WORK TO COMPLETE: Copy the data below word for word, from its first line down to and including the line that contains "y-tick-600: 600: [13, 116, 53, 130]".
☆ ☆ ☆
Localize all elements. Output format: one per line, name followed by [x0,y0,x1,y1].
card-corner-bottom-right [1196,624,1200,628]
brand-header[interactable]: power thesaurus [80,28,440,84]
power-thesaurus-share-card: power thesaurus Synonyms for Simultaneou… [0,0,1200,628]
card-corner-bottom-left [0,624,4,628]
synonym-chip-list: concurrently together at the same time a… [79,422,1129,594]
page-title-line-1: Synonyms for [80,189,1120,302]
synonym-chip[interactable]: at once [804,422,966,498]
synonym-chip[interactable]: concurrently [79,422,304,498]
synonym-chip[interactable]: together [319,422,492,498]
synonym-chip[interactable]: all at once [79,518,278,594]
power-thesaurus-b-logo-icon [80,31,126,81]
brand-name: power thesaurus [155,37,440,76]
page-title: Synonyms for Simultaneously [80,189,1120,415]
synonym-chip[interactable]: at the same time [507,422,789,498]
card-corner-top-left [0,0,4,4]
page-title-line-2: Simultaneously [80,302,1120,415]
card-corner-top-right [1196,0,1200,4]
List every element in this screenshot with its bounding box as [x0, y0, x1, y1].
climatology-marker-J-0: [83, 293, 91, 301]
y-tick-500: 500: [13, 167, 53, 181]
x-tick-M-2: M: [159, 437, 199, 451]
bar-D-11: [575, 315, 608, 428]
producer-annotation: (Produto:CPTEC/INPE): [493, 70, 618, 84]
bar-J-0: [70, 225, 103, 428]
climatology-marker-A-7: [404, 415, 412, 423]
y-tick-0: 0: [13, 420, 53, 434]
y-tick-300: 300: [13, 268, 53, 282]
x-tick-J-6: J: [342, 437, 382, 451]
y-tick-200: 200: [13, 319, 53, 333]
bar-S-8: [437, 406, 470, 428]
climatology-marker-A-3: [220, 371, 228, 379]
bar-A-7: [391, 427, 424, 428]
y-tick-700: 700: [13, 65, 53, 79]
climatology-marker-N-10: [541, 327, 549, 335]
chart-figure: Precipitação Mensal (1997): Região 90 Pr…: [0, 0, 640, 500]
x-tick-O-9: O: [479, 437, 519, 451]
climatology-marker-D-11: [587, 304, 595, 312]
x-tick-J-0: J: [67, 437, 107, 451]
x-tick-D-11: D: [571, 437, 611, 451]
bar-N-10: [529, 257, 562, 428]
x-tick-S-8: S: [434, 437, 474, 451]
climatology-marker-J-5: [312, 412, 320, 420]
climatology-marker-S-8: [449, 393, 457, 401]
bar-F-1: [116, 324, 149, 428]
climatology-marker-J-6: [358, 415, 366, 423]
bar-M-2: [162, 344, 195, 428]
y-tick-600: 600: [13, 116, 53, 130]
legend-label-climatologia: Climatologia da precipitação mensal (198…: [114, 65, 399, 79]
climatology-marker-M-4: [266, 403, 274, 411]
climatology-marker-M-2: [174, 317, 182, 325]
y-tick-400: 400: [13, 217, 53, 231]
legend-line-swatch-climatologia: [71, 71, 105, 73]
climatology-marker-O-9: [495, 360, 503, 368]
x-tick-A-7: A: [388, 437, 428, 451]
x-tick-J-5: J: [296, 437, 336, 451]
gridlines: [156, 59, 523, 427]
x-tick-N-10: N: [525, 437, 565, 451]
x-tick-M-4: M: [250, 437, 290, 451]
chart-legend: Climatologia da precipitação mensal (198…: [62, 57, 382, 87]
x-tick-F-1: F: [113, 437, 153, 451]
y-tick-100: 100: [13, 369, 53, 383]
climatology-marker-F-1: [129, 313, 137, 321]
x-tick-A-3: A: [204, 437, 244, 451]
☆ ☆ ☆
SOLUTION TO THIS PROBLEM:
Localize all elements. Output format: one per line, name followed by [x0,y0,x1,y1].
card-corner-bottom-right [1196,624,1200,628]
brand-header[interactable]: power thesaurus [80,28,440,84]
power-thesaurus-share-card: power thesaurus Synonyms for Simultaneou… [0,0,1200,628]
card-corner-bottom-left [0,624,4,628]
synonym-chip-list: concurrently together at the same time a… [79,422,1129,594]
page-title-line-1: Synonyms for [80,189,1120,302]
synonym-chip[interactable]: at once [804,422,966,498]
synonym-chip[interactable]: concurrently [79,422,304,498]
synonym-chip[interactable]: together [319,422,492,498]
synonym-chip[interactable]: all at once [79,518,278,594]
power-thesaurus-b-logo-icon [80,31,126,81]
brand-name: power thesaurus [155,37,440,76]
page-title: Synonyms for Simultaneously [80,189,1120,415]
synonym-chip[interactable]: at the same time [507,422,789,498]
card-corner-top-left [0,0,4,4]
page-title-line-2: Simultaneously [80,302,1120,415]
card-corner-top-right [1196,0,1200,4]
List every element in this screenshot with its bounding box as [x0, y0, x1, y1].
climatology-marker-J-0: [83, 293, 91, 301]
y-tick-500: 500: [13, 167, 53, 181]
x-tick-M-2: M: [159, 437, 199, 451]
bar-D-11: [575, 315, 608, 428]
producer-annotation: (Produto:CPTEC/INPE): [493, 70, 618, 84]
bar-J-0: [70, 225, 103, 428]
climatology-marker-A-7: [404, 415, 412, 423]
y-tick-0: 0: [13, 420, 53, 434]
y-tick-300: 300: [13, 268, 53, 282]
x-tick-J-6: J: [342, 437, 382, 451]
y-tick-200: 200: [13, 319, 53, 333]
bar-S-8: [437, 406, 470, 428]
climatology-marker-A-3: [220, 371, 228, 379]
bar-A-7: [391, 427, 424, 428]
y-tick-700: 700: [13, 65, 53, 79]
climatology-marker-N-10: [541, 327, 549, 335]
chart-figure: Precipitação Mensal (1997): Região 90 Pr…: [0, 0, 640, 500]
x-tick-O-9: O: [479, 437, 519, 451]
climatology-marker-D-11: [587, 304, 595, 312]
x-tick-J-0: J: [67, 437, 107, 451]
x-tick-D-11: D: [571, 437, 611, 451]
bar-N-10: [529, 257, 562, 428]
x-tick-S-8: S: [434, 437, 474, 451]
climatology-marker-J-5: [312, 412, 320, 420]
climatology-marker-S-8: [449, 393, 457, 401]
bar-F-1: [116, 324, 149, 428]
climatology-marker-J-6: [358, 415, 366, 423]
bar-M-2: [162, 344, 195, 428]
y-tick-600: 600: [13, 116, 53, 130]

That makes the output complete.